"""

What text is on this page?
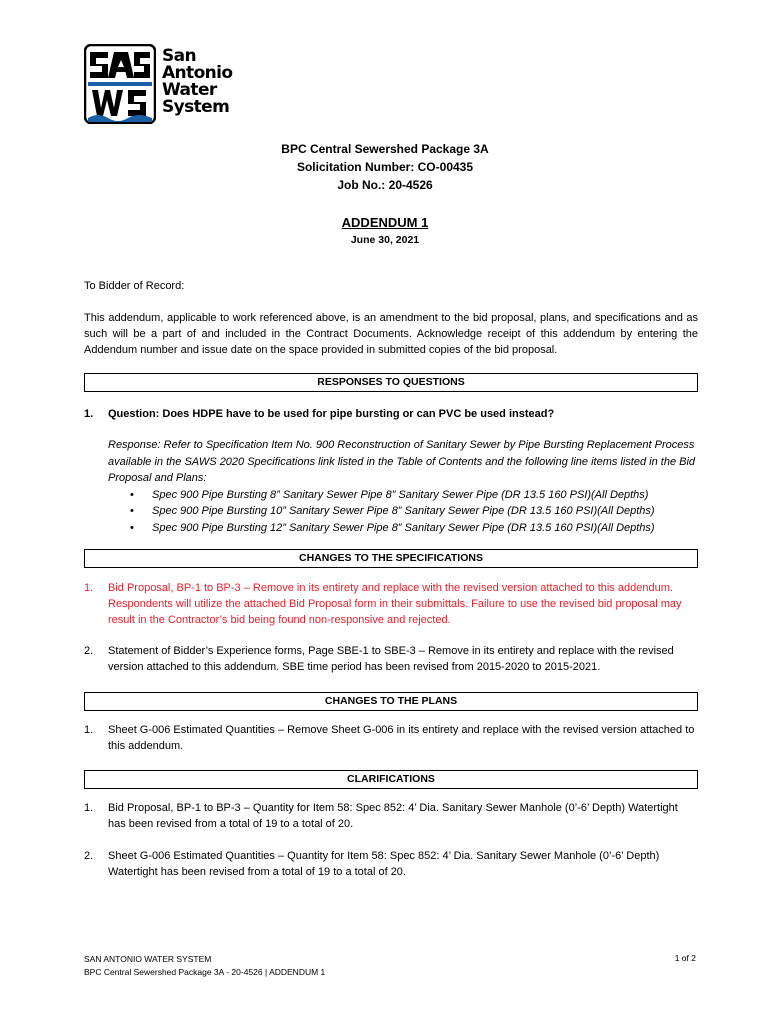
San
Antonio
Water
System
BPC Central Sewershed Package 3A
Solicitation Number: CO-00435
Job No.: 20-4526
ADDENDUM 1
June 30, 2021
To Bidder of Record:
This addendum, applicable to work referenced above, is an amendment to the bid proposal, plans, and specifications and as such will be a part of and included in the Contract Documents. Acknowledge receipt of this addendum by entering the Addendum number and issue date on the space provided in submitted copies of the bid proposal.
RESPONSES TO QUESTIONS
1. Question: Does HDPE have to be used for pipe bursting or can PVC be used instead?
Response: Refer to Specification Item No. 900 Reconstruction of Sanitary Sewer by Pipe Bursting Replacement Process available in the SAWS 2020 Specifications link listed in the Table of Contents and the following line items listed in the Bid Proposal and Plans:
• Spec 900 Pipe Bursting 8” Sanitary Sewer Pipe 8” Sanitary Sewer Pipe (DR 13.5 160 PSI)(All Depths)
• Spec 900 Pipe Bursting 10” Sanitary Sewer Pipe 8” Sanitary Sewer Pipe (DR 13.5 160 PSI)(All Depths)
• Spec 900 Pipe Bursting 12” Sanitary Sewer Pipe 8” Sanitary Sewer Pipe (DR 13.5 160 PSI)(All Depths)
CHANGES TO THE SPECIFICATIONS
1. Bid Proposal, BP-1 to BP-3 – Remove in its entirety and replace with the revised version attached to this addendum. Respondents will utilize the attached Bid Proposal form in their submittals. Failure to use the revised bid proposal may result in the Contractor’s bid being found non-responsive and rejected.
2. Statement of Bidder’s Experience forms, Page SBE-1 to SBE-3 – Remove in its entirety and replace with the revised version attached to this addendum. SBE time period has been revised from 2015-2020 to 2015-2021.
CHANGES TO THE PLANS
1. Sheet G-006 Estimated Quantities – Remove Sheet G-006 in its entirety and replace with the revised version attached to this addendum.
CLARIFICATIONS
1. Bid Proposal, BP-1 to BP-3 – Quantity for Item 58: Spec 852: 4’ Dia. Sanitary Sewer Manhole (0’-6’ Depth) Watertight has been revised from a total of 19 to a total of 20.
2. Sheet G-006 Estimated Quantities – Quantity for Item 58: Spec 852: 4’ Dia. Sanitary Sewer Manhole (0’-6’ Depth) Watertight has been revised from a total of 19 to a total of 20.
SAN ANTONIO WATER SYSTEM
BPC Central Sewershed Package 3A - 20-4526 | ADDENDUM 1
1 of 2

"""

* Work instructions
Gather every line from the listing above in which "Manhole" appears, and copy those lines.

* Worked answer
1. Bid Proposal, BP-1 to BP-3 – Quantity for Item 58: Spec 852: 4’ Dia. Sanitary Sewer Manhole (0’-6’ Depth) Watertight has been revised from a total of 19 to a total of 20.
2. Sheet G-006 Estimated Quantities – Quantity for Item 58: Spec 852: 4’ Dia. Sanitary Sewer Manhole (0’-6’ Depth) Watertight has been revised from a total of 19 to a total of 20.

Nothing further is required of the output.